Element-and-box listings

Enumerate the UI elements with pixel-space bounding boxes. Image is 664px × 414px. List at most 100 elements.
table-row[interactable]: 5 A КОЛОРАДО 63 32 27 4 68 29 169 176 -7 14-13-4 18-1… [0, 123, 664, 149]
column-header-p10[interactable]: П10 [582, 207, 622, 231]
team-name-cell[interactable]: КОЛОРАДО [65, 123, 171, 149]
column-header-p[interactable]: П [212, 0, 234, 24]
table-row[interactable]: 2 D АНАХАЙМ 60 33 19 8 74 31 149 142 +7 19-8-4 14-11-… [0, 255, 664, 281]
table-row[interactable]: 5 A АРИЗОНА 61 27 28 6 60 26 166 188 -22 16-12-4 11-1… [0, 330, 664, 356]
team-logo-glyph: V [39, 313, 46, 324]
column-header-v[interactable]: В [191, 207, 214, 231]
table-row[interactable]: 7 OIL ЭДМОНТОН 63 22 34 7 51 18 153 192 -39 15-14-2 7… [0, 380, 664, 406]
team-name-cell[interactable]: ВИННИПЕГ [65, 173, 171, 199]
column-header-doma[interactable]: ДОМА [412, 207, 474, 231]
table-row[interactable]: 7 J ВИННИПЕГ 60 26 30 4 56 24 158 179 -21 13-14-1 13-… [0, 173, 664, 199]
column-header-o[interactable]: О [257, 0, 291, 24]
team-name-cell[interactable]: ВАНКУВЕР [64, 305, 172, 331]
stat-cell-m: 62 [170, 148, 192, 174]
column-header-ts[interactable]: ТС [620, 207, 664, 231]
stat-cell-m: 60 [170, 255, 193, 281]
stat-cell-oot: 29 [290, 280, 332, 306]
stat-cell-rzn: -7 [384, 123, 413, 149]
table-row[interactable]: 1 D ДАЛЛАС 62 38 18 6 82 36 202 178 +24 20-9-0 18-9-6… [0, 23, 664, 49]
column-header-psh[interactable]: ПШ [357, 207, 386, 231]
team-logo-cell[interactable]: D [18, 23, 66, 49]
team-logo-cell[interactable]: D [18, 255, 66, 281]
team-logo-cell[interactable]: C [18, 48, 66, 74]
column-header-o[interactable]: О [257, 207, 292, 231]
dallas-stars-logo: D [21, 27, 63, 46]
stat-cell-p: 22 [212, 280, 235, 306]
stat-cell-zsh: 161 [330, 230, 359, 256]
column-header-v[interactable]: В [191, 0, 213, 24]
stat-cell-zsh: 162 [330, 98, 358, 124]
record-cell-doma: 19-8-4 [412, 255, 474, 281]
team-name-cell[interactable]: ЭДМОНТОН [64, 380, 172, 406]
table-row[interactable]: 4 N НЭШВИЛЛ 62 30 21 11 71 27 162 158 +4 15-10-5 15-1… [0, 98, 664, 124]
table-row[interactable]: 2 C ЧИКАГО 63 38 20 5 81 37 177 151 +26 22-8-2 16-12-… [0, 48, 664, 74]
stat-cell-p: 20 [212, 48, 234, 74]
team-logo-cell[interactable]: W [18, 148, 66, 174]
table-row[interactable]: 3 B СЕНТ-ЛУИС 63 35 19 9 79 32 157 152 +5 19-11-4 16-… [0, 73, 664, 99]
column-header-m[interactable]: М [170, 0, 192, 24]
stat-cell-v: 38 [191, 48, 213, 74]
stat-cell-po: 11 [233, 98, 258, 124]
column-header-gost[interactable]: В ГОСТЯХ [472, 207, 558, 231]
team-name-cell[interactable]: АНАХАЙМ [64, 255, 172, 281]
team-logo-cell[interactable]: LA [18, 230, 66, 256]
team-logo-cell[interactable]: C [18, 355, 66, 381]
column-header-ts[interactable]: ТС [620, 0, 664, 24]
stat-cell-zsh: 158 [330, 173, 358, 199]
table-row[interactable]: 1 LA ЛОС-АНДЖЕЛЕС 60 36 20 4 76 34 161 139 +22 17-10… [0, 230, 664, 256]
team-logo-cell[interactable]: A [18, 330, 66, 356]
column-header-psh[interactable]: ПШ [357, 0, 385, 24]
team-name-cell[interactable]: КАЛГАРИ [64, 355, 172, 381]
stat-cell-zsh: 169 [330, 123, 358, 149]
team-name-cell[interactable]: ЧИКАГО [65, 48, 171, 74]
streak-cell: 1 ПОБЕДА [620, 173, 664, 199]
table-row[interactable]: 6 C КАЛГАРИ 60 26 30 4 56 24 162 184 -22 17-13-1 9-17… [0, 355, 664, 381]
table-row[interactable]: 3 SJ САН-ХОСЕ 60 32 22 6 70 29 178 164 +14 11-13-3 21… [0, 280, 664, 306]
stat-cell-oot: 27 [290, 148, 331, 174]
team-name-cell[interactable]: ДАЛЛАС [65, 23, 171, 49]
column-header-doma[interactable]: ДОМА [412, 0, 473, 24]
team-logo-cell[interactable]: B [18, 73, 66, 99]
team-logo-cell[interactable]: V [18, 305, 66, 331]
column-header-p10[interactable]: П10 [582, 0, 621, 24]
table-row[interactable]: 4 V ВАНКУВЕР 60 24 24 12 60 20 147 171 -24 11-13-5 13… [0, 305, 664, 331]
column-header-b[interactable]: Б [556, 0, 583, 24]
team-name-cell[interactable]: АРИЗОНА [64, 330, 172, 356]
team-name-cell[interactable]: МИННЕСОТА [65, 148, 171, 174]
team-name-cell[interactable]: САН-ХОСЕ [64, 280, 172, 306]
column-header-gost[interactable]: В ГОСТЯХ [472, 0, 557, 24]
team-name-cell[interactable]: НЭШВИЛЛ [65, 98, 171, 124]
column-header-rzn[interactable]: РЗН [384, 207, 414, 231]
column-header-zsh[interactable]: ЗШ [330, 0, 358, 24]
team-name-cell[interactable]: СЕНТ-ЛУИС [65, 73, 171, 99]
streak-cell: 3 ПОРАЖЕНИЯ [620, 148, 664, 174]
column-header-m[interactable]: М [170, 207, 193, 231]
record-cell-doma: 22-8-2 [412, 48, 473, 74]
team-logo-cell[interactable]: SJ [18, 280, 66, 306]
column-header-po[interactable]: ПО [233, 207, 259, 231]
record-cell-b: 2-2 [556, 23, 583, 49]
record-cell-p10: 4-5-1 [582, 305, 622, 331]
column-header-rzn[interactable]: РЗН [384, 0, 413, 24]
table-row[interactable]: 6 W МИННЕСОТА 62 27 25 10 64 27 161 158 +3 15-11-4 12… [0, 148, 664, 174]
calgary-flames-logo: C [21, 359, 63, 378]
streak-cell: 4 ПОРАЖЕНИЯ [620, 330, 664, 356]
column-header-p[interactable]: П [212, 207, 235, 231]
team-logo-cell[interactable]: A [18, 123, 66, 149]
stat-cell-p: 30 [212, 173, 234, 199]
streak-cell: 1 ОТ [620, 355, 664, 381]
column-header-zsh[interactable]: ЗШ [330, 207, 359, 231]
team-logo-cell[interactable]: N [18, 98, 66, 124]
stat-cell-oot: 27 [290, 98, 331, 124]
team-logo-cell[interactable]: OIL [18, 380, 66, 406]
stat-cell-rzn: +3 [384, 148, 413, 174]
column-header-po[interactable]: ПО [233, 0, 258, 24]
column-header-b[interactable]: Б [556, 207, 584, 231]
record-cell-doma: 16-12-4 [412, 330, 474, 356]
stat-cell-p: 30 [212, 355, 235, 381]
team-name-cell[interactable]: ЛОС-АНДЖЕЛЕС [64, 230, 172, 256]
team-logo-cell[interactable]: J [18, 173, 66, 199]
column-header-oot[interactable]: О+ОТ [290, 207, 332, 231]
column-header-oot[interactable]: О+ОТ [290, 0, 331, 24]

■ AIM OF THE TASK
Please present every line of the records above as a numbered list, leaving out any blank lines.

■ SOLUTION TO THIS TASK
1. Enumerate the UI elements with pixel-space bounding boxes. Image is 664px × 414px. List at most 100 elements.
2. table-row[interactable]: 5 A КОЛОРАДО 63 32 27 4 68 29 169 176 -7 14-13-4 18-1… [0, 123, 664, 149]
3. column-header-p10[interactable]: П10 [582, 207, 622, 231]
4. team-name-cell[interactable]: КОЛОРАДО [65, 123, 171, 149]
5. column-header-p[interactable]: П [212, 0, 234, 24]
6. table-row[interactable]: 2 D АНАХАЙМ 60 33 19 8 74 31 149 142 +7 19-8-4 14-11-… [0, 255, 664, 281]
7. table-row[interactable]: 5 A АРИЗОНА 61 27 28 6 60 26 166 188 -22 16-12-4 11-1… [0, 330, 664, 356]
8. team-logo-glyph: V [39, 313, 46, 324]
9. column-header-v[interactable]: В [191, 207, 214, 231]
10. table-row[interactable]: 7 OIL ЭДМОНТОН 63 22 34 7 51 18 153 192 -39 15-14-2 7… [0, 380, 664, 406]
11. team-name-cell[interactable]: ВИННИПЕГ [65, 173, 171, 199]
12. column-header-doma[interactable]: ДОМА [412, 207, 474, 231]
13. table-row[interactable]: 7 J ВИННИПЕГ 60 26 30 4 56 24 158 179 -21 13-14-1 13-… [0, 173, 664, 199]
14. column-header-o[interactable]: О [257, 0, 291, 24]
15. team-name-cell[interactable]: ВАНКУВЕР [64, 305, 172, 331]
16. stat-cell-m: 62 [170, 148, 192, 174]
17. column-header-ts[interactable]: ТС [620, 207, 664, 231]
18. stat-cell-m: 60 [170, 255, 193, 281]
19. stat-cell-oot: 29 [290, 280, 332, 306]
20. stat-cell-rzn: -7 [384, 123, 413, 149]
21. table-row[interactable]: 1 D ДАЛЛАС 62 38 18 6 82 36 202 178 +24 20-9-0 18-9-6… [0, 23, 664, 49]
22. column-header-psh[interactable]: ПШ [357, 207, 386, 231]
23. team-logo-cell[interactable]: D [18, 23, 66, 49]
24. team-logo-cell[interactable]: D [18, 255, 66, 281]
25. team-logo-cell[interactable]: C [18, 48, 66, 74]
26. column-header-o[interactable]: О [257, 207, 292, 231]
27. dallas-stars-logo: D [21, 27, 63, 46]
28. stat-cell-p: 22 [212, 280, 235, 306]
29. stat-cell-zsh: 161 [330, 230, 359, 256]
30. column-header-v[interactable]: В [191, 0, 213, 24]
31. stat-cell-zsh: 162 [330, 98, 358, 124]
32. record-cell-doma: 19-8-4 [412, 255, 474, 281]
33. team-name-cell[interactable]: ЭДМОНТОН [64, 380, 172, 406]
34. table-row[interactable]: 4 N НЭШВИЛЛ 62 30 21 11 71 27 162 158 +4 15-10-5 15-1… [0, 98, 664, 124]
35. table-row[interactable]: 2 C ЧИКАГО 63 38 20 5 81 37 177 151 +26 22-8-2 16-12-… [0, 48, 664, 74]
36. stat-cell-p: 20 [212, 48, 234, 74]
37. team-logo-cell[interactable]: W [18, 148, 66, 174]
38. table-row[interactable]: 3 B СЕНТ-ЛУИС 63 35 19 9 79 32 157 152 +5 19-11-4 16-… [0, 73, 664, 99]
39. column-header-m[interactable]: М [170, 0, 192, 24]
40. stat-cell-v: 38 [191, 48, 213, 74]
41. stat-cell-po: 11 [233, 98, 258, 124]
42. column-header-gost[interactable]: В ГОСТЯХ [472, 207, 558, 231]
43. team-name-cell[interactable]: АНАХАЙМ [64, 255, 172, 281]
44. team-logo-cell[interactable]: LA [18, 230, 66, 256]
45. team-logo-cell[interactable]: C [18, 355, 66, 381]
46. column-header-ts[interactable]: ТС [620, 0, 664, 24]
47. stat-cell-zsh: 158 [330, 173, 358, 199]
48. table-row[interactable]: 1 LA ЛОС-АНДЖЕЛЕС 60 36 20 4 76 34 161 139 +22 17-10… [0, 230, 664, 256]
49. team-logo-cell[interactable]: A [18, 330, 66, 356]
50. column-header-psh[interactable]: ПШ [357, 0, 385, 24]
51. team-name-cell[interactable]: КАЛГАРИ [64, 355, 172, 381]
52. stat-cell-zsh: 169 [330, 123, 358, 149]
53. team-name-cell[interactable]: ЧИКАГО [65, 48, 171, 74]
54. streak-cell: 1 ПОБЕДА [620, 173, 664, 199]
55. table-row[interactable]: 6 C КАЛГАРИ 60 26 30 4 56 24 162 184 -22 17-13-1 9-17… [0, 355, 664, 381]
56. table-row[interactable]: 3 SJ САН-ХОСЕ 60 32 22 6 70 29 178 164 +14 11-13-3 21… [0, 280, 664, 306]
57. stat-cell-oot: 27 [290, 148, 331, 174]
58. team-name-cell[interactable]: ДАЛЛАС [65, 23, 171, 49]
59. column-header-doma[interactable]: ДОМА [412, 0, 473, 24]
60. team-logo-cell[interactable]: B [18, 73, 66, 99]
61. team-logo-cell[interactable]: V [18, 305, 66, 331]
62. column-header-p10[interactable]: П10 [582, 0, 621, 24]
63. table-row[interactable]: 4 V ВАНКУВЕР 60 24 24 12 60 20 147 171 -24 11-13-5 13… [0, 305, 664, 331]
64. column-header-b[interactable]: Б [556, 0, 583, 24]
65. team-name-cell[interactable]: АРИЗОНА [64, 330, 172, 356]
66. team-name-cell[interactable]: МИННЕСОТА [65, 148, 171, 174]
67. team-name-cell[interactable]: САН-ХОСЕ [64, 280, 172, 306]
68. column-header-gost[interactable]: В ГОСТЯХ [472, 0, 557, 24]
69. team-name-cell[interactable]: НЭШВИЛЛ [65, 98, 171, 124]
70. column-header-rzn[interactable]: РЗН [384, 207, 414, 231]
71. column-header-zsh[interactable]: ЗШ [330, 0, 358, 24]
72. team-name-cell[interactable]: СЕНТ-ЛУИС [65, 73, 171, 99]
73. streak-cell: 3 ПОРАЖЕНИЯ [620, 148, 664, 174]
74. column-header-m[interactable]: М [170, 207, 193, 231]
75. record-cell-doma: 22-8-2 [412, 48, 473, 74]
76. team-logo-cell[interactable]: SJ [18, 280, 66, 306]
77. column-header-po[interactable]: ПО [233, 207, 259, 231]
78. record-cell-b: 2-2 [556, 23, 583, 49]
79. record-cell-p10: 4-5-1 [582, 305, 622, 331]
80. column-header-rzn[interactable]: РЗН [384, 0, 413, 24]
81. table-row[interactable]: 6 W МИННЕСОТА 62 27 25 10 64 27 161 158 +3 15-11-4 12… [0, 148, 664, 174]
82. calgary-flames-logo: C [21, 359, 63, 378]
83. streak-cell: 4 ПОРАЖЕНИЯ [620, 330, 664, 356]
84. column-header-p[interactable]: П [212, 207, 235, 231]
85. team-logo-cell[interactable]: A [18, 123, 66, 149]
86. stat-cell-p: 30 [212, 173, 234, 199]
87. streak-cell: 1 ОТ [620, 355, 664, 381]
88. column-header-zsh[interactable]: ЗШ [330, 207, 359, 231]
89. team-logo-cell[interactable]: N [18, 98, 66, 124]
90. stat-cell-oot: 27 [290, 98, 331, 124]
91. team-logo-cell[interactable]: OIL [18, 380, 66, 406]
92. stat-cell-rzn: +3 [384, 148, 413, 174]
93. column-header-po[interactable]: ПО [233, 0, 258, 24]
94. column-header-b[interactable]: Б [556, 207, 584, 231]
95. record-cell-doma: 16-12-4 [412, 330, 474, 356]
96. stat-cell-p: 30 [212, 355, 235, 381]
97. team-name-cell[interactable]: ЛОС-АНДЖЕЛЕС [64, 230, 172, 256]
98. team-logo-cell[interactable]: J [18, 173, 66, 199]
99. column-header-oot[interactable]: О+ОТ [290, 207, 332, 231]
100. column-header-oot[interactable]: О+ОТ [290, 0, 331, 24]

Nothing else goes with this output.